▶ Data provided:

○ ○ ○ ○ ○

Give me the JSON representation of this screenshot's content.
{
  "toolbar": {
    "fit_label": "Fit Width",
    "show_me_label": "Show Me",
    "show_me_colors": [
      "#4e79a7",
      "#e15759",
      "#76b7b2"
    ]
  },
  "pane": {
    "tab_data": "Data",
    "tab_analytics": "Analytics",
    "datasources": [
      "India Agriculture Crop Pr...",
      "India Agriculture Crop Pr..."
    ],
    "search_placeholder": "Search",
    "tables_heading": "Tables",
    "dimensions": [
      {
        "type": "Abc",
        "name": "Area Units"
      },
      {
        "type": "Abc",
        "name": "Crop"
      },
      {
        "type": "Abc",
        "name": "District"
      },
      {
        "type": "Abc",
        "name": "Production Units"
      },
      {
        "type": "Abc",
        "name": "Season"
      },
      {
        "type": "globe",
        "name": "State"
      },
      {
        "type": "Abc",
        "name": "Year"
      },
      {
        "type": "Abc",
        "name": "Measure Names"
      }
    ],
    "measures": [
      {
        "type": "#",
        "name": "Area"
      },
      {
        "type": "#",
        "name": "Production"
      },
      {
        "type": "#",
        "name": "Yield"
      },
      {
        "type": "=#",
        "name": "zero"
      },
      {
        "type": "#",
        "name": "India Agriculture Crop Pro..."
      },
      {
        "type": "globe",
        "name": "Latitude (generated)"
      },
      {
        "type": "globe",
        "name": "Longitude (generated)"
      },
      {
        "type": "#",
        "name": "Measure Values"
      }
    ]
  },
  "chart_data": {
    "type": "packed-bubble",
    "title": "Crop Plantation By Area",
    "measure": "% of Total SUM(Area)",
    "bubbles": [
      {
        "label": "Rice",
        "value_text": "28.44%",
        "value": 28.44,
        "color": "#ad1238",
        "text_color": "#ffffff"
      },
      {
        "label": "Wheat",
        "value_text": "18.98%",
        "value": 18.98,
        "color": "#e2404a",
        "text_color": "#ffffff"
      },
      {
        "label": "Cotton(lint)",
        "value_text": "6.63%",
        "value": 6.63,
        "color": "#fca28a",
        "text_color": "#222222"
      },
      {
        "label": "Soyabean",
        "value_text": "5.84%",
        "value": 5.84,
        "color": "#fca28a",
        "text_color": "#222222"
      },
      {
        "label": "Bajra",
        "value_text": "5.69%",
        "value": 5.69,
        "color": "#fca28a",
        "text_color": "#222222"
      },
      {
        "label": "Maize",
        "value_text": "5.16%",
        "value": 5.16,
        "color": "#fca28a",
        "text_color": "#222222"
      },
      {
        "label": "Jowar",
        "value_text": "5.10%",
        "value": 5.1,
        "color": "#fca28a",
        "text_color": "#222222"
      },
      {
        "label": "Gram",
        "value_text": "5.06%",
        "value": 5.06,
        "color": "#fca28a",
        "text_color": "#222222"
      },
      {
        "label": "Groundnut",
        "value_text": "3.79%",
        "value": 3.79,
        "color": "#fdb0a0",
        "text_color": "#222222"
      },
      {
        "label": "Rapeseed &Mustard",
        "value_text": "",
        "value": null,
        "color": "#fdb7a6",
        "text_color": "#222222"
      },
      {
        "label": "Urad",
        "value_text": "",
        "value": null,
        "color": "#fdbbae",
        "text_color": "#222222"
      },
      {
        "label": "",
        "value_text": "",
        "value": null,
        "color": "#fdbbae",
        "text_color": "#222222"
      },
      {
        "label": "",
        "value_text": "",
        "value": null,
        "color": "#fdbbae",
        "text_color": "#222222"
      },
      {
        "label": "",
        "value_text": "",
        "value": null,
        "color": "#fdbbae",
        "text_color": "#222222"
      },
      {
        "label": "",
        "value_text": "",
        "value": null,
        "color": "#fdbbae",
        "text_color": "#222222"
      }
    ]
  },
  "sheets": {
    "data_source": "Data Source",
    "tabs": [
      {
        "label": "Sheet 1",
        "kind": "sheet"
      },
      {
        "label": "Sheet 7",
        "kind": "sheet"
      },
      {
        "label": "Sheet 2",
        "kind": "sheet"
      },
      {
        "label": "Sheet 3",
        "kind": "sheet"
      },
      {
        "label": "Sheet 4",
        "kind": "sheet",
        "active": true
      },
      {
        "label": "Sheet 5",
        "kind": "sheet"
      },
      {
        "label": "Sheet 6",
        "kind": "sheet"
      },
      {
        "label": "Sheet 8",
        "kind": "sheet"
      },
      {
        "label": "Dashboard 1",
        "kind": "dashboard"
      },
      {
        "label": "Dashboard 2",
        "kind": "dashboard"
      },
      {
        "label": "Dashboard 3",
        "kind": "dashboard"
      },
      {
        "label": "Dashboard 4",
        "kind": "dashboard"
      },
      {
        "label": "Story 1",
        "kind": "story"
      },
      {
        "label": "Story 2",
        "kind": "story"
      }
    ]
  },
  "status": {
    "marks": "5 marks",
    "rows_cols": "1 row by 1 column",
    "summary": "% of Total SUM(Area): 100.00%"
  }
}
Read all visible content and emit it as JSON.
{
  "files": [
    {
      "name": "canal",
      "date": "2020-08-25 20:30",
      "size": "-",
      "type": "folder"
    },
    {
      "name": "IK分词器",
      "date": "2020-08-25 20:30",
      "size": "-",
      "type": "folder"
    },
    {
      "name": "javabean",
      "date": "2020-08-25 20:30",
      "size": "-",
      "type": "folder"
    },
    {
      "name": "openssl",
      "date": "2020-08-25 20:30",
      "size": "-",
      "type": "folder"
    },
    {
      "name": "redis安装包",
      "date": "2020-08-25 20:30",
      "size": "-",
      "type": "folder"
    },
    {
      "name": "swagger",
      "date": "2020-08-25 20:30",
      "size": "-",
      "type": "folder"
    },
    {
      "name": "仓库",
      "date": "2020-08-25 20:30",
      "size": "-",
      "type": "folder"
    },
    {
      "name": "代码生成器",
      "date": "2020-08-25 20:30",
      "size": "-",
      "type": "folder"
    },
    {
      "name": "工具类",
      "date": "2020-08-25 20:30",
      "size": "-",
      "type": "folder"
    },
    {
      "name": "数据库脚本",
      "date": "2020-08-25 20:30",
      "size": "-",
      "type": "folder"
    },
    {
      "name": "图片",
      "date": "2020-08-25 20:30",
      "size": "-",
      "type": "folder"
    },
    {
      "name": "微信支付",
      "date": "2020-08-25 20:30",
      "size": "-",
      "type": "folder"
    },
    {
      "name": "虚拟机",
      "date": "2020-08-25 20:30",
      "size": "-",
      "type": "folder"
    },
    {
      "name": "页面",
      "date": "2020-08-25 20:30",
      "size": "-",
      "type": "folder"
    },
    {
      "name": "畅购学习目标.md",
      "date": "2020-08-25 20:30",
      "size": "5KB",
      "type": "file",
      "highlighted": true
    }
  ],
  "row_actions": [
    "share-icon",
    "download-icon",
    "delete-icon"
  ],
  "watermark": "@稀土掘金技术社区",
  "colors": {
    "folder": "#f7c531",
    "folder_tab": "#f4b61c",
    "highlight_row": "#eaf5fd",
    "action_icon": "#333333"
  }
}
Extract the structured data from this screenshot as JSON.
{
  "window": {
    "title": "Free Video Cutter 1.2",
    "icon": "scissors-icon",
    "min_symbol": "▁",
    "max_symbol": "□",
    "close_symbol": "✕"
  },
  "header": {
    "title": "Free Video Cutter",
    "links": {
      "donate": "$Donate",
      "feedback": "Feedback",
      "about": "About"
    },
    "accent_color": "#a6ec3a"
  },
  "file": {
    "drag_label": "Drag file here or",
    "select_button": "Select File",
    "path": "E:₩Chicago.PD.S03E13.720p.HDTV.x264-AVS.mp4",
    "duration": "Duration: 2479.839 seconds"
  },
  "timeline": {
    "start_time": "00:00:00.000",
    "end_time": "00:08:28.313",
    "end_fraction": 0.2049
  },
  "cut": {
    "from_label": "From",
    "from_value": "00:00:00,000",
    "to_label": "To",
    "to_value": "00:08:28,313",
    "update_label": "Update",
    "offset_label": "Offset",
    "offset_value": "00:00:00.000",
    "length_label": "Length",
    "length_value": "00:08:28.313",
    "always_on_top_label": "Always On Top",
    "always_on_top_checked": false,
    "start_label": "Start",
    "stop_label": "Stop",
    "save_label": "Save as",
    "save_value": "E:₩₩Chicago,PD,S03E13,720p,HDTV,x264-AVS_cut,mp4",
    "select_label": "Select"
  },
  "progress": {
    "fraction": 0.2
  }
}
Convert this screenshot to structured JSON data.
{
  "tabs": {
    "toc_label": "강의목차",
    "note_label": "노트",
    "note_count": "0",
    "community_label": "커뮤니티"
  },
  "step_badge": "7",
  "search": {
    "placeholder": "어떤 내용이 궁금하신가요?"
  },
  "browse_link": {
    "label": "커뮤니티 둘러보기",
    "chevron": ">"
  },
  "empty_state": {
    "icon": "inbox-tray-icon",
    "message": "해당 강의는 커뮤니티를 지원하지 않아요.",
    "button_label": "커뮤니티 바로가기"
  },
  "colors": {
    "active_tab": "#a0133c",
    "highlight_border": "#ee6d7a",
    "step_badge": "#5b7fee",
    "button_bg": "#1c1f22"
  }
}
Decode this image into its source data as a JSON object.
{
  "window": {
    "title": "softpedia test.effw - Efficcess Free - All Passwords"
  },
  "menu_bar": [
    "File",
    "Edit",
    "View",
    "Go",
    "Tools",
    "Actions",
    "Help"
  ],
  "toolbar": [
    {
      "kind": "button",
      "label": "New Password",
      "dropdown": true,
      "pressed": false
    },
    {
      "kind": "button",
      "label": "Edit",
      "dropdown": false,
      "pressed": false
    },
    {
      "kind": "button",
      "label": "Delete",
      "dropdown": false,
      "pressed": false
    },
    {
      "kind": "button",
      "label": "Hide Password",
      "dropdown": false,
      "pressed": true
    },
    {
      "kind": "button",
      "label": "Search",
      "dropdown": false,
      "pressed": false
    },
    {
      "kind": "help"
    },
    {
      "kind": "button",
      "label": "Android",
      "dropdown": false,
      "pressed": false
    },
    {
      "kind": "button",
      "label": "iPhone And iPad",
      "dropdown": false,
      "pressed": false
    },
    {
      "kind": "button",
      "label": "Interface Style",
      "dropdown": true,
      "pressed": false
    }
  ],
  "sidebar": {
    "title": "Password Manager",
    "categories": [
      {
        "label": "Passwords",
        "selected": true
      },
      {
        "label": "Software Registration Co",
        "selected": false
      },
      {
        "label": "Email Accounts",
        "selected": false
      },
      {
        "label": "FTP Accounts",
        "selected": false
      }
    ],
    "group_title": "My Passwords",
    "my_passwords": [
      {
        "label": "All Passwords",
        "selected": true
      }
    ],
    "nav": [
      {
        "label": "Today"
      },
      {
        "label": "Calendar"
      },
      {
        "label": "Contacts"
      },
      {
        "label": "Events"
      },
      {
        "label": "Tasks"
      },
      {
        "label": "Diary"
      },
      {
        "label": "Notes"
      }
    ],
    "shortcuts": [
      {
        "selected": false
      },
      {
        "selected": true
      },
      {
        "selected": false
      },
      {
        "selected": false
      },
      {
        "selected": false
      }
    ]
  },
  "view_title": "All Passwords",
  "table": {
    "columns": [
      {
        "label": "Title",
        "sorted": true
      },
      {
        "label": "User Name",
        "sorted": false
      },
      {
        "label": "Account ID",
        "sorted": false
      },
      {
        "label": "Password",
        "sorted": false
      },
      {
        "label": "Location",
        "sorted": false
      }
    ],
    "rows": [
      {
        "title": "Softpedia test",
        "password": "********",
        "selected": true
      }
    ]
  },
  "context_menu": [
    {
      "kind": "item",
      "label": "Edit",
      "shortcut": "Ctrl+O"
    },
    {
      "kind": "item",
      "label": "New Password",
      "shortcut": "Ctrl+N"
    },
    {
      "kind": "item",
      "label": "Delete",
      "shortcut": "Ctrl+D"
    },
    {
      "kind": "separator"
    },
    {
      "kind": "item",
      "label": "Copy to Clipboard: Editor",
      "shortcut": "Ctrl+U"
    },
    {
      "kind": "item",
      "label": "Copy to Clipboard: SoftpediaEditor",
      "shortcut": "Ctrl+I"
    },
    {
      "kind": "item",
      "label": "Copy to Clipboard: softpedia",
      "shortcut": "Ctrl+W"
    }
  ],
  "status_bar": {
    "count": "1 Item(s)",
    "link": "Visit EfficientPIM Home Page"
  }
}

○ ○ ○ ○ ○

▶ Your instructions: Work through the records line by line and tally those with the word "Copy". Report only the total.

▶ The response: 3